» Instructions for the task:
Print all entries word for word.

» Input records:
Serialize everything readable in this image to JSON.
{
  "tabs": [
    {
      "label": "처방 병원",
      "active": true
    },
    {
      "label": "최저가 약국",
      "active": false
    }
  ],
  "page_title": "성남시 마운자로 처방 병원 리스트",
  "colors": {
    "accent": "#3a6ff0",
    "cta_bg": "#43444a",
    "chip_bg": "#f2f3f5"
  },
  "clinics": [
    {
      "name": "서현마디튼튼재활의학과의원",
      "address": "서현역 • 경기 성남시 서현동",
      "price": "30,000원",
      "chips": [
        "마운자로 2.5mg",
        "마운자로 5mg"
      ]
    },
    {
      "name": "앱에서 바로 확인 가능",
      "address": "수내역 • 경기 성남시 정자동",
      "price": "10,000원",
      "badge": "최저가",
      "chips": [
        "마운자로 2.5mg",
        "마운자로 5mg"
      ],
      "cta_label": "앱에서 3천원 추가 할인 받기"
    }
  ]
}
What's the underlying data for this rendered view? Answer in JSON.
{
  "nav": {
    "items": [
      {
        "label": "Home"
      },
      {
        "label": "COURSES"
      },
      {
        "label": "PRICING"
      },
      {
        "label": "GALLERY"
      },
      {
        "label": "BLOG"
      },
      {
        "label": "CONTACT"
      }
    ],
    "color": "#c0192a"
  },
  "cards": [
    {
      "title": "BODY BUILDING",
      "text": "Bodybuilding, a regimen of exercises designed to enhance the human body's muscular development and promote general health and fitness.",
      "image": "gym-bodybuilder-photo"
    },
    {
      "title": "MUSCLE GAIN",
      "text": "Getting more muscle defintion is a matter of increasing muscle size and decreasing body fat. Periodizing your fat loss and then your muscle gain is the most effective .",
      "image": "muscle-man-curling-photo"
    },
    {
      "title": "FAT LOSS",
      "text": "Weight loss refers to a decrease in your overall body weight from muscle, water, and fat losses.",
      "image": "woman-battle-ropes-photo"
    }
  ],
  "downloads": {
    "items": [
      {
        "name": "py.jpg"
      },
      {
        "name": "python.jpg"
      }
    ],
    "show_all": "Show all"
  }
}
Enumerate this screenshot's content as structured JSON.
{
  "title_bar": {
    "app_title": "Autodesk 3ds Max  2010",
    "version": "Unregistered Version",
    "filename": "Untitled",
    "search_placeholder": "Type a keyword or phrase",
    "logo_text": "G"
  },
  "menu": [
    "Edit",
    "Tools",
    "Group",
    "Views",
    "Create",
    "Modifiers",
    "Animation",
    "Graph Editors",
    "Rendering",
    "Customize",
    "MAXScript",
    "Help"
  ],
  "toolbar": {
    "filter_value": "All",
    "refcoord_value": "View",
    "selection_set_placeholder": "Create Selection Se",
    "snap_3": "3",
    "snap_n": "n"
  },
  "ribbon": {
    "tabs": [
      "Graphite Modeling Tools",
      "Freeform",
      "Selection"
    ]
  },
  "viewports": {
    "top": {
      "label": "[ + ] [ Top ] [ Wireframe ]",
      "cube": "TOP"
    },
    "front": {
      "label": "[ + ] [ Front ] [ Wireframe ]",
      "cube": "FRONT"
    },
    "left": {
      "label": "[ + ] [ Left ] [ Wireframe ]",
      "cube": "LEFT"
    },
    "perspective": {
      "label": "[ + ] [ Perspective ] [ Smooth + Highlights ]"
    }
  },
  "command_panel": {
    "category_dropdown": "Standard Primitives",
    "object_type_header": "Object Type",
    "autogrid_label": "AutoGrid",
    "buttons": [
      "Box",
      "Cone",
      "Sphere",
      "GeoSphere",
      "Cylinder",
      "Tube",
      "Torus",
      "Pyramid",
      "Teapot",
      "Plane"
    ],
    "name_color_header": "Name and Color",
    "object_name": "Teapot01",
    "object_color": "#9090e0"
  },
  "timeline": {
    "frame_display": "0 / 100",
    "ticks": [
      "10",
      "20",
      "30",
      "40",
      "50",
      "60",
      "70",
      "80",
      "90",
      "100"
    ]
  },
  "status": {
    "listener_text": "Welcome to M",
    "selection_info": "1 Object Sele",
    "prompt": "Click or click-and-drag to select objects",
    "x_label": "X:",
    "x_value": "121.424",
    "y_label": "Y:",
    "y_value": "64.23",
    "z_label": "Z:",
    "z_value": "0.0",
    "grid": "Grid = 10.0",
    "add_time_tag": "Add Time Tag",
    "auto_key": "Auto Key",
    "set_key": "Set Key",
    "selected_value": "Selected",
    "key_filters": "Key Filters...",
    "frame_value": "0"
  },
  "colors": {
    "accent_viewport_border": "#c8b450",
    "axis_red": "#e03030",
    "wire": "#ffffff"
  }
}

» Output for this task:
Serialize everything readable in this image to JSON.
{
  "tabs": [
    {
      "label": "처방 병원",
      "active": true
    },
    {
      "label": "최저가 약국",
      "active": false
    }
  ],
  "page_title": "성남시 마운자로 처방 병원 리스트",
  "colors": {
    "accent": "#3a6ff0",
    "cta_bg": "#43444a",
    "chip_bg": "#f2f3f5"
  },
  "clinics": [
    {
      "name": "서현마디튼튼재활의학과의원",
      "address": "서현역 • 경기 성남시 서현동",
      "price": "30,000원",
      "chips": [
        "마운자로 2.5mg",
        "마운자로 5mg"
      ]
    },
    {
      "name": "앱에서 바로 확인 가능",
      "address": "수내역 • 경기 성남시 정자동",
      "price": "10,000원",
      "badge": "최저가",
      "chips": [
        "마운자로 2.5mg",
        "마운자로 5mg"
      ],
      "cta_label": "앱에서 3천원 추가 할인 받기"
    }
  ]
}
What's the underlying data for this rendered view? Answer in JSON.
{
  "nav": {
    "items": [
      {
        "label": "Home"
      },
      {
        "label": "COURSES"
      },
      {
        "label": "PRICING"
      },
      {
        "label": "GALLERY"
      },
      {
        "label": "BLOG"
      },
      {
        "label": "CONTACT"
      }
    ],
    "color": "#c0192a"
  },
  "cards": [
    {
      "title": "BODY BUILDING",
      "text": "Bodybuilding, a regimen of exercises designed to enhance the human body's muscular development and promote general health and fitness.",
      "image": "gym-bodybuilder-photo"
    },
    {
      "title": "MUSCLE GAIN",
      "text": "Getting more muscle defintion is a matter of increasing muscle size and decreasing body fat. Periodizing your fat loss and then your muscle gain is the most effective .",
      "image": "muscle-man-curling-photo"
    },
    {
      "title": "FAT LOSS",
      "text": "Weight loss refers to a decrease in your overall body weight from muscle, water, and fat losses.",
      "image": "woman-battle-ropes-photo"
    }
  ],
  "downloads": {
    "items": [
      {
        "name": "py.jpg"
      },
      {
        "name": "python.jpg"
      }
    ],
    "show_all": "Show all"
  }
}
Enumerate this screenshot's content as structured JSON.
{
  "title_bar": {
    "app_title": "Autodesk 3ds Max  2010",
    "version": "Unregistered Version",
    "filename": "Untitled",
    "search_placeholder": "Type a keyword or phrase",
    "logo_text": "G"
  },
  "menu": [
    "Edit",
    "Tools",
    "Group",
    "Views",
    "Create",
    "Modifiers",
    "Animation",
    "Graph Editors",
    "Rendering",
    "Customize",
    "MAXScript",
    "Help"
  ],
  "toolbar": {
    "filter_value": "All",
    "refcoord_value": "View",
    "selection_set_placeholder": "Create Selection Se",
    "snap_3": "3",
    "snap_n": "n"
  },
  "ribbon": {
    "tabs": [
      "Graphite Modeling Tools",
      "Freeform",
      "Selection"
    ]
  },
  "viewports": {
    "top": {
      "label": "[ + ] [ Top ] [ Wireframe ]",
      "cube": "TOP"
    },
    "front": {
      "label": "[ + ] [ Front ] [ Wireframe ]",
      "cube": "FRONT"
    },
    "left": {
      "label": "[ + ] [ Left ] [ Wireframe ]",
      "cube": "LEFT"
    },
    "perspective": {
      "label": "[ + ] [ Perspective ] [ Smooth + Highlights ]"
    }
  },
  "command_panel": {
    "category_dropdown": "Standard Primitives",
    "object_type_header": "Object Type",
    "autogrid_label": "AutoGrid",
    "buttons": [
      "Box",
      "Cone",
      "Sphere",
      "GeoSphere",
      "Cylinder",
      "Tube",
      "Torus",
      "Pyramid",
      "Teapot",
      "Plane"
    ],
    "name_color_header": "Name and Color",
    "object_name": "Teapot01",
    "object_color": "#9090e0"
  },
  "timeline": {
    "frame_display": "0 / 100",
    "ticks": [
      "10",
      "20",
      "30",
      "40",
      "50",
      "60",
      "70",
      "80",
      "90",
      "100"
    ]
  },
  "status": {
    "listener_text": "Welcome to M",
    "selection_info": "1 Object Sele",
    "prompt": "Click or click-and-drag to select objects",
    "x_label": "X:",
    "x_value": "121.424",
    "y_label": "Y:",
    "y_value": "64.23",
    "z_label": "Z:",
    "z_value": "0.0",
    "grid": "Grid = 10.0",
    "add_time_tag": "Add Time Tag",
    "auto_key": "Auto Key",
    "set_key": "Set Key",
    "selected_value": "Selected",
    "key_filters": "Key Filters...",
    "frame_value": "0"
  },
  "colors": {
    "accent_viewport_border": "#c8b450",
    "axis_red": "#e03030",
    "wire": "#ffffff"
  }
}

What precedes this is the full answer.